Show only lines that include "practice".

(Extracted data entries)
□ □ □ □ □
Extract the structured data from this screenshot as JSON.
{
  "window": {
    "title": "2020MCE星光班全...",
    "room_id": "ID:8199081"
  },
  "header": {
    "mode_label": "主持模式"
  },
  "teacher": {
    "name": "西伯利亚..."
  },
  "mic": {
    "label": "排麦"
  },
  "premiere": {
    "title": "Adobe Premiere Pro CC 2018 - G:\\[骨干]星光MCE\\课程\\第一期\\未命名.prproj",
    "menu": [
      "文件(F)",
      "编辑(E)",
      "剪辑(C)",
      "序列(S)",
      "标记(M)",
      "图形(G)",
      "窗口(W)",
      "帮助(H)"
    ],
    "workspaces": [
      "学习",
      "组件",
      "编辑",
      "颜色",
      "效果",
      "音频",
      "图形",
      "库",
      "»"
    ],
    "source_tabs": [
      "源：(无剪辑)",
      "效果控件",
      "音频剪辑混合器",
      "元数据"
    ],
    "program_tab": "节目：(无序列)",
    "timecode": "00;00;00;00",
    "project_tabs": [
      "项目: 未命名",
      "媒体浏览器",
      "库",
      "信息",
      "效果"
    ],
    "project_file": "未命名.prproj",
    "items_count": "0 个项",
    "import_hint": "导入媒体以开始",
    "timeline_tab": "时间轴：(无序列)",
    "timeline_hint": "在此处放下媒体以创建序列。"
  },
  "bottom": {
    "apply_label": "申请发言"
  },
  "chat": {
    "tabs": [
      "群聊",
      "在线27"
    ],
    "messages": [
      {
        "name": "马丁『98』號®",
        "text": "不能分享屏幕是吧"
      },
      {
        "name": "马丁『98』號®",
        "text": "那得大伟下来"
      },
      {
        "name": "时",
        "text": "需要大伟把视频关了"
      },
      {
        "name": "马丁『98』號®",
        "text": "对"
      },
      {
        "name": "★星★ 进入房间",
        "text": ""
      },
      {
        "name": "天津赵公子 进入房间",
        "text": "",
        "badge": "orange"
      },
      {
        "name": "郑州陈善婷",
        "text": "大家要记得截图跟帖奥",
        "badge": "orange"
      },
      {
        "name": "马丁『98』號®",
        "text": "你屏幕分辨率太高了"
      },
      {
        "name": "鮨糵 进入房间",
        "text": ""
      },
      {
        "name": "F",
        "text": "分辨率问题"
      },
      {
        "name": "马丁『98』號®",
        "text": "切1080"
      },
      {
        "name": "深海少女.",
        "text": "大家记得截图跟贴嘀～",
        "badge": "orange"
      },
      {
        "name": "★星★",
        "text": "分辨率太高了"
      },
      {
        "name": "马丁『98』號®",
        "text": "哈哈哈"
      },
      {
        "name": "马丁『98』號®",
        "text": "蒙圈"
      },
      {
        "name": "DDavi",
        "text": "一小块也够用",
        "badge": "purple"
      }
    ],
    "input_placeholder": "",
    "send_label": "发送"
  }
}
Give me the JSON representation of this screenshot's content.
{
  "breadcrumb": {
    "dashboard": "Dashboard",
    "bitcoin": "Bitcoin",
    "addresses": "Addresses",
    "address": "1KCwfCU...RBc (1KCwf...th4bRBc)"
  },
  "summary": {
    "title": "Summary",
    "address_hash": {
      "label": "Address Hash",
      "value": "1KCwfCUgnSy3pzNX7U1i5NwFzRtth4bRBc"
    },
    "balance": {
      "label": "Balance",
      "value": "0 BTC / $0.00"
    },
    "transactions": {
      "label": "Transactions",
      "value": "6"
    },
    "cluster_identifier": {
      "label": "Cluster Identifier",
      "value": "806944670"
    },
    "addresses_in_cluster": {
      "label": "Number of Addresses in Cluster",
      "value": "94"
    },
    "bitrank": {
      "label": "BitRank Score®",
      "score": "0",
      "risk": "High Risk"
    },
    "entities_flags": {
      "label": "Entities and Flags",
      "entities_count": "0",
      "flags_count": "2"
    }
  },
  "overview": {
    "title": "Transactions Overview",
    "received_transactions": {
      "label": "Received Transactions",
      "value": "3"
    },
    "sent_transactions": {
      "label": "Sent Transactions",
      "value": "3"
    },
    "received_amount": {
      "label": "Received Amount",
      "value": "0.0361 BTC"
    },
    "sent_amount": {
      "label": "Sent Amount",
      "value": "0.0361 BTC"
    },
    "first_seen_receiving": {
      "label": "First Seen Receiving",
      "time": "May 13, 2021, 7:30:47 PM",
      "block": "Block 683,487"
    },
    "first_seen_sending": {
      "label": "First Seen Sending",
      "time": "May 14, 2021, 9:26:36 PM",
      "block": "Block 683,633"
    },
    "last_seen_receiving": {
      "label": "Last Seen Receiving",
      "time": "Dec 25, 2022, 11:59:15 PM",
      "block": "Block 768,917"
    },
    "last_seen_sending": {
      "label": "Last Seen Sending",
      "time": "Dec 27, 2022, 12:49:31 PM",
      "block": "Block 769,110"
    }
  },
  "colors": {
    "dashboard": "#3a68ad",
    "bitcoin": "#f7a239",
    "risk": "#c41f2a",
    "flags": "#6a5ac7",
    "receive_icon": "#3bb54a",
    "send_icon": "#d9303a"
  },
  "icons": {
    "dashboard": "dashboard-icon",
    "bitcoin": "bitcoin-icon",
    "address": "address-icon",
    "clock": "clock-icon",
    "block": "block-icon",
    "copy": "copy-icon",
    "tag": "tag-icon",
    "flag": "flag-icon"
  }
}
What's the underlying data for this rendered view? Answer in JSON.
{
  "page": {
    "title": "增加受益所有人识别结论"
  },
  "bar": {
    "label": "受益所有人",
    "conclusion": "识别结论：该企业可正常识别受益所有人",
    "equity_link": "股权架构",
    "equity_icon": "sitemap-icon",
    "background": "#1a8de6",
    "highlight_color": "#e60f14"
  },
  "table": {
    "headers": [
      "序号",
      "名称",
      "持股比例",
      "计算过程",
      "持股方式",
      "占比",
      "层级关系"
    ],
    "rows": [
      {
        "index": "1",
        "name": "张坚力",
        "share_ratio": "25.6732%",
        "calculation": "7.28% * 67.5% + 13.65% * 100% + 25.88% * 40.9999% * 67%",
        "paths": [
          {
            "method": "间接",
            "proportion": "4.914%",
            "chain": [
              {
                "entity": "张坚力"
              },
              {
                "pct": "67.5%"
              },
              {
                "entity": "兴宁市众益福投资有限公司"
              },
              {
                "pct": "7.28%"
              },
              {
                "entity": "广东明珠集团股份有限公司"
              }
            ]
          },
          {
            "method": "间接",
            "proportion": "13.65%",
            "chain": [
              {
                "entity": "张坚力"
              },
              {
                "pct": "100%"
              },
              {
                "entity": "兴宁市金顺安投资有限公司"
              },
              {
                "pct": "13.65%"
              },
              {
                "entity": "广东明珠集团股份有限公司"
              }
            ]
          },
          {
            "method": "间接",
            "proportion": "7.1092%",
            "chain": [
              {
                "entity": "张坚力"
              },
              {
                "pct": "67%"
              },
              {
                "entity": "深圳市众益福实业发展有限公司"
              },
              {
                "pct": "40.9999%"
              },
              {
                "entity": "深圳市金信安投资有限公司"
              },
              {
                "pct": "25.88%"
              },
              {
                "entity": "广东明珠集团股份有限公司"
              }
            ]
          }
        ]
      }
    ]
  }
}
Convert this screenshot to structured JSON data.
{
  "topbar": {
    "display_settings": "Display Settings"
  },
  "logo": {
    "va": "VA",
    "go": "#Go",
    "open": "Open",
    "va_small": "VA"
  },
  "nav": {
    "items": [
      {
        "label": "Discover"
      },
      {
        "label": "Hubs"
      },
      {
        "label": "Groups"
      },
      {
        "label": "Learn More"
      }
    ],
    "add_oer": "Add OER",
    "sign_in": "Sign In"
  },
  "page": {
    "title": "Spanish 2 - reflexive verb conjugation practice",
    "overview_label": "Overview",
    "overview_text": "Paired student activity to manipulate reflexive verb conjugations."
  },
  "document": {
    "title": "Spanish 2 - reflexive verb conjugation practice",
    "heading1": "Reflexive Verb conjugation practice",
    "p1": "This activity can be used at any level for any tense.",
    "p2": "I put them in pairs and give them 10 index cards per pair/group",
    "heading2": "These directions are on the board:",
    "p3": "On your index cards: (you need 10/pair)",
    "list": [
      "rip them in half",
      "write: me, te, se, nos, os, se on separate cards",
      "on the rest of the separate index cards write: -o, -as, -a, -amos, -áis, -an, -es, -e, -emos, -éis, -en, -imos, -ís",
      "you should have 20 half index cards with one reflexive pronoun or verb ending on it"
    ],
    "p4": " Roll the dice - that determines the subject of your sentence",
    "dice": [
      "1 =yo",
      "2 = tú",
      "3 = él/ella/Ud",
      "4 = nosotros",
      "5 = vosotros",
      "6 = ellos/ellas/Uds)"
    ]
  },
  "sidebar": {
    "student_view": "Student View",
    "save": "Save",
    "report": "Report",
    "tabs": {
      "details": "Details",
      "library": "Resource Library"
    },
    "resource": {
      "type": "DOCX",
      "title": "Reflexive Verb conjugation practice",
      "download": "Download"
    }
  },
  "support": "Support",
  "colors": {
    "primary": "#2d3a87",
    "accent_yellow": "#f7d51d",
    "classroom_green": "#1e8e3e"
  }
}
□ □ □ □ □
▸ **Task solution**:
    "title": "Spanish 2 - reflexive verb conjugation practice",
    "title": "Spanish 2 - reflexive verb conjugation practice",
    "heading1": "Reflexive Verb conjugation practice",
      "title": "Reflexive Verb conjugation practice",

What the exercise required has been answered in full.